WRITTEN REQUEST >> Wherever the word "Downtrend" appears in a line, copy that line.

DATA SUPPLIED >>
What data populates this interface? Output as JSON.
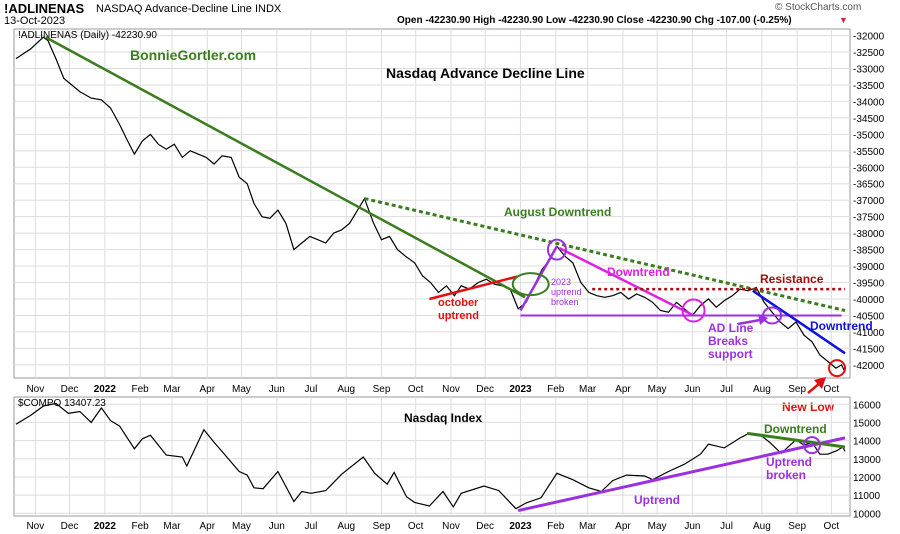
{
  "header": {
    "symbol": "!ADLINENAS",
    "name": "NASDAQ Advance-Decline Line INDX",
    "date": "13-Oct-2023",
    "ohlc": "Open -42230.90  High -42230.90  Low -42230.90  Close -42230.90  Chg -107.00 (-0.25%)",
    "change_arrow": "▼",
    "brand": "© StockCharts.com"
  },
  "colors": {
    "price": "#000000",
    "green": "#3a7d1e",
    "purple": "#9b30e0",
    "magenta": "#e020e0",
    "red": "#e01010",
    "blue": "#1010e0",
    "maroon": "#a01010",
    "grid": "#dddddd"
  },
  "chart_data": [
    {
      "type": "line",
      "title": "Nasdaq Advance Decline Line",
      "legend": "!ADLINENAS (Daily) -42230.90",
      "watermark": "BonnieGortler.com",
      "ylim": [
        -42400,
        -31800
      ],
      "y_ticks": [
        -32000,
        -32500,
        -33000,
        -33500,
        -34000,
        -34500,
        -35000,
        -35500,
        -36000,
        -36500,
        -37000,
        -37500,
        -38000,
        -38500,
        -39000,
        -39500,
        -40000,
        -40500,
        -41000,
        -41500,
        -42000
      ],
      "x_ticks": [
        "Nov",
        "Dec",
        "2022",
        "Feb",
        "Mar",
        "Apr",
        "May",
        "Jun",
        "Jul",
        "Aug",
        "Sep",
        "Oct",
        "Nov",
        "Dec",
        "2023",
        "Feb",
        "Mar",
        "Apr",
        "May",
        "Jun",
        "Jul",
        "Aug",
        "Sep",
        "Oct"
      ],
      "x_range": [
        "2021-10-15",
        "2023-10-13"
      ],
      "series": [
        {
          "values": [
            [
              "2021-10-15",
              -32700
            ],
            [
              "2021-10-28",
              -32400
            ],
            [
              "2021-11-08",
              -32050
            ],
            [
              "2021-11-12",
              -32150
            ],
            [
              "2021-11-19",
              -32700
            ],
            [
              "2021-11-26",
              -33300
            ],
            [
              "2021-12-03",
              -33500
            ],
            [
              "2021-12-10",
              -33700
            ],
            [
              "2021-12-20",
              -33900
            ],
            [
              "2021-12-29",
              -33950
            ],
            [
              "2022-01-06",
              -34200
            ],
            [
              "2022-01-14",
              -34700
            ],
            [
              "2022-01-21",
              -35200
            ],
            [
              "2022-01-27",
              -35600
            ],
            [
              "2022-02-03",
              -35200
            ],
            [
              "2022-02-10",
              -35000
            ],
            [
              "2022-02-17",
              -35300
            ],
            [
              "2022-02-24",
              -35450
            ],
            [
              "2022-03-03",
              -35300
            ],
            [
              "2022-03-10",
              -35700
            ],
            [
              "2022-03-17",
              -35500
            ],
            [
              "2022-03-24",
              -35600
            ],
            [
              "2022-03-31",
              -35700
            ],
            [
              "2022-04-07",
              -35900
            ],
            [
              "2022-04-14",
              -35650
            ],
            [
              "2022-04-22",
              -35700
            ],
            [
              "2022-04-29",
              -36300
            ],
            [
              "2022-05-06",
              -36500
            ],
            [
              "2022-05-12",
              -37100
            ],
            [
              "2022-05-19",
              -37500
            ],
            [
              "2022-05-26",
              -37550
            ],
            [
              "2022-06-02",
              -37300
            ],
            [
              "2022-06-09",
              -37700
            ],
            [
              "2022-06-16",
              -38500
            ],
            [
              "2022-06-23",
              -38300
            ],
            [
              "2022-06-30",
              -38100
            ],
            [
              "2022-07-07",
              -38200
            ],
            [
              "2022-07-14",
              -38300
            ],
            [
              "2022-07-21",
              -38000
            ],
            [
              "2022-07-28",
              -37900
            ],
            [
              "2022-08-04",
              -37700
            ],
            [
              "2022-08-11",
              -37300
            ],
            [
              "2022-08-17",
              -36950
            ],
            [
              "2022-08-25",
              -37700
            ],
            [
              "2022-09-01",
              -38200
            ],
            [
              "2022-09-08",
              -38100
            ],
            [
              "2022-09-15",
              -38500
            ],
            [
              "2022-09-22",
              -38700
            ],
            [
              "2022-09-30",
              -38900
            ],
            [
              "2022-10-07",
              -39300
            ],
            [
              "2022-10-14",
              -39500
            ],
            [
              "2022-10-21",
              -39800
            ],
            [
              "2022-10-28",
              -39600
            ],
            [
              "2022-11-04",
              -39900
            ],
            [
              "2022-11-10",
              -39600
            ],
            [
              "2022-11-17",
              -39700
            ],
            [
              "2022-11-25",
              -39500
            ],
            [
              "2022-12-02",
              -39400
            ],
            [
              "2022-12-09",
              -39550
            ],
            [
              "2022-12-16",
              -39600
            ],
            [
              "2022-12-23",
              -39700
            ],
            [
              "2022-12-30",
              -40300
            ],
            [
              "2023-01-06",
              -40100
            ],
            [
              "2023-01-13",
              -39600
            ],
            [
              "2023-01-20",
              -39100
            ],
            [
              "2023-01-27",
              -38800
            ],
            [
              "2023-02-02",
              -38400
            ],
            [
              "2023-02-09",
              -38700
            ],
            [
              "2023-02-16",
              -38900
            ],
            [
              "2023-02-23",
              -39500
            ],
            [
              "2023-03-02",
              -39800
            ],
            [
              "2023-03-09",
              -39900
            ],
            [
              "2023-03-16",
              -39950
            ],
            [
              "2023-03-23",
              -39900
            ],
            [
              "2023-03-30",
              -39800
            ],
            [
              "2023-04-06",
              -40000
            ],
            [
              "2023-04-13",
              -39850
            ],
            [
              "2023-04-20",
              -39950
            ],
            [
              "2023-04-27",
              -40100
            ],
            [
              "2023-05-04",
              -40350
            ],
            [
              "2023-05-11",
              -40400
            ],
            [
              "2023-05-18",
              -40100
            ],
            [
              "2023-05-25",
              -40300
            ],
            [
              "2023-06-01",
              -40500
            ],
            [
              "2023-06-08",
              -40200
            ],
            [
              "2023-06-15",
              -40000
            ],
            [
              "2023-06-22",
              -40250
            ],
            [
              "2023-06-29",
              -40050
            ],
            [
              "2023-07-06",
              -39900
            ],
            [
              "2023-07-13",
              -39700
            ],
            [
              "2023-07-20",
              -39750
            ],
            [
              "2023-07-27",
              -39650
            ],
            [
              "2023-08-03",
              -40100
            ],
            [
              "2023-08-10",
              -40400
            ],
            [
              "2023-08-17",
              -40700
            ],
            [
              "2023-08-24",
              -40900
            ],
            [
              "2023-08-31",
              -40700
            ],
            [
              "2023-09-07",
              -41100
            ],
            [
              "2023-09-14",
              -41300
            ],
            [
              "2023-09-21",
              -41700
            ],
            [
              "2023-09-28",
              -41900
            ],
            [
              "2023-10-05",
              -42100
            ],
            [
              "2023-10-10",
              -42000
            ],
            [
              "2023-10-13",
              -42230
            ]
          ]
        }
      ],
      "annotations": {
        "august_downtrend": "August Downtrend",
        "october_uptrend": "october\nuptrend",
        "uptrend_broken_2023": "2023\nuptrend\nbroken",
        "downtrend": "Downtrend",
        "resistance": "Resistance",
        "ad_line_breaks": "AD Line\nBreaks\nsupport",
        "downtrend_blue": "Downtrend",
        "new_low": "New Low"
      }
    },
    {
      "type": "line",
      "title": "Nasdaq Index",
      "legend": "$COMPO 13407.23",
      "ylim": [
        9850,
        16400
      ],
      "y_ticks": [
        10000,
        11000,
        12000,
        13000,
        14000,
        15000,
        16000
      ],
      "x_ticks": [
        "Nov",
        "Dec",
        "2022",
        "Feb",
        "Mar",
        "Apr",
        "May",
        "Jun",
        "Jul",
        "Aug",
        "Sep",
        "Oct",
        "Nov",
        "Dec",
        "2023",
        "Feb",
        "Mar",
        "Apr",
        "May",
        "Jun",
        "Jul",
        "Aug",
        "Sep",
        "Oct"
      ],
      "x_range": [
        "2021-10-15",
        "2023-10-13"
      ],
      "series": [
        {
          "values": [
            [
              "2021-10-15",
              14900
            ],
            [
              "2021-10-28",
              15400
            ],
            [
              "2021-11-08",
              15900
            ],
            [
              "2021-11-19",
              16050
            ],
            [
              "2021-11-30",
              15500
            ],
            [
              "2021-12-10",
              15600
            ],
            [
              "2021-12-20",
              15000
            ],
            [
              "2021-12-29",
              15800
            ],
            [
              "2022-01-06",
              15100
            ],
            [
              "2022-01-14",
              14800
            ],
            [
              "2022-01-27",
              13550
            ],
            [
              "2022-02-03",
              14100
            ],
            [
              "2022-02-10",
              14300
            ],
            [
              "2022-02-24",
              13200
            ],
            [
              "2022-03-10",
              13100
            ],
            [
              "2022-03-14",
              12600
            ],
            [
              "2022-03-29",
              14600
            ],
            [
              "2022-04-07",
              13900
            ],
            [
              "2022-04-14",
              13400
            ],
            [
              "2022-04-29",
              12300
            ],
            [
              "2022-05-06",
              12100
            ],
            [
              "2022-05-12",
              11400
            ],
            [
              "2022-05-20",
              11350
            ],
            [
              "2022-06-02",
              12300
            ],
            [
              "2022-06-16",
              10650
            ],
            [
              "2022-06-23",
              11200
            ],
            [
              "2022-07-01",
              11100
            ],
            [
              "2022-07-14",
              11250
            ],
            [
              "2022-07-28",
              12150
            ],
            [
              "2022-08-16",
              13100
            ],
            [
              "2022-08-26",
              12200
            ],
            [
              "2022-09-06",
              11600
            ],
            [
              "2022-09-12",
              12250
            ],
            [
              "2022-09-23",
              10900
            ],
            [
              "2022-09-30",
              10600
            ],
            [
              "2022-10-13",
              10400
            ],
            [
              "2022-10-25",
              11200
            ],
            [
              "2022-11-03",
              10350
            ],
            [
              "2022-11-10",
              11100
            ],
            [
              "2022-11-30",
              11500
            ],
            [
              "2022-12-13",
              11250
            ],
            [
              "2022-12-28",
              10250
            ],
            [
              "2023-01-06",
              10570
            ],
            [
              "2023-01-19",
              10850
            ],
            [
              "2023-02-02",
              12200
            ],
            [
              "2023-02-16",
              11850
            ],
            [
              "2023-03-02",
              11400
            ],
            [
              "2023-03-13",
              11200
            ],
            [
              "2023-03-23",
              11800
            ],
            [
              "2023-04-04",
              12100
            ],
            [
              "2023-04-20",
              12050
            ],
            [
              "2023-04-27",
              11850
            ],
            [
              "2023-05-11",
              12300
            ],
            [
              "2023-05-25",
              12700
            ],
            [
              "2023-06-08",
              13250
            ],
            [
              "2023-06-15",
              13800
            ],
            [
              "2023-06-29",
              13600
            ],
            [
              "2023-07-13",
              14150
            ],
            [
              "2023-07-19",
              14350
            ],
            [
              "2023-07-31",
              14300
            ],
            [
              "2023-08-08",
              13900
            ],
            [
              "2023-08-18",
              13300
            ],
            [
              "2023-08-31",
              14050
            ],
            [
              "2023-09-07",
              13750
            ],
            [
              "2023-09-14",
              13900
            ],
            [
              "2023-09-21",
              13250
            ],
            [
              "2023-09-28",
              13250
            ],
            [
              "2023-10-06",
              13450
            ],
            [
              "2023-10-11",
              13650
            ],
            [
              "2023-10-13",
              13407
            ]
          ]
        }
      ],
      "annotations": {
        "uptrend": "Uptrend",
        "downtrend": "Downtrend",
        "uptrend_broken": "Uptrend\nbroken"
      }
    }
  ]
}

PROBLEM SOLUTION >>
        "august_downtrend": "August Downtrend",
        "downtrend": "Downtrend",
        "downtrend_blue": "Downtrend",
        "downtrend": "Downtrend",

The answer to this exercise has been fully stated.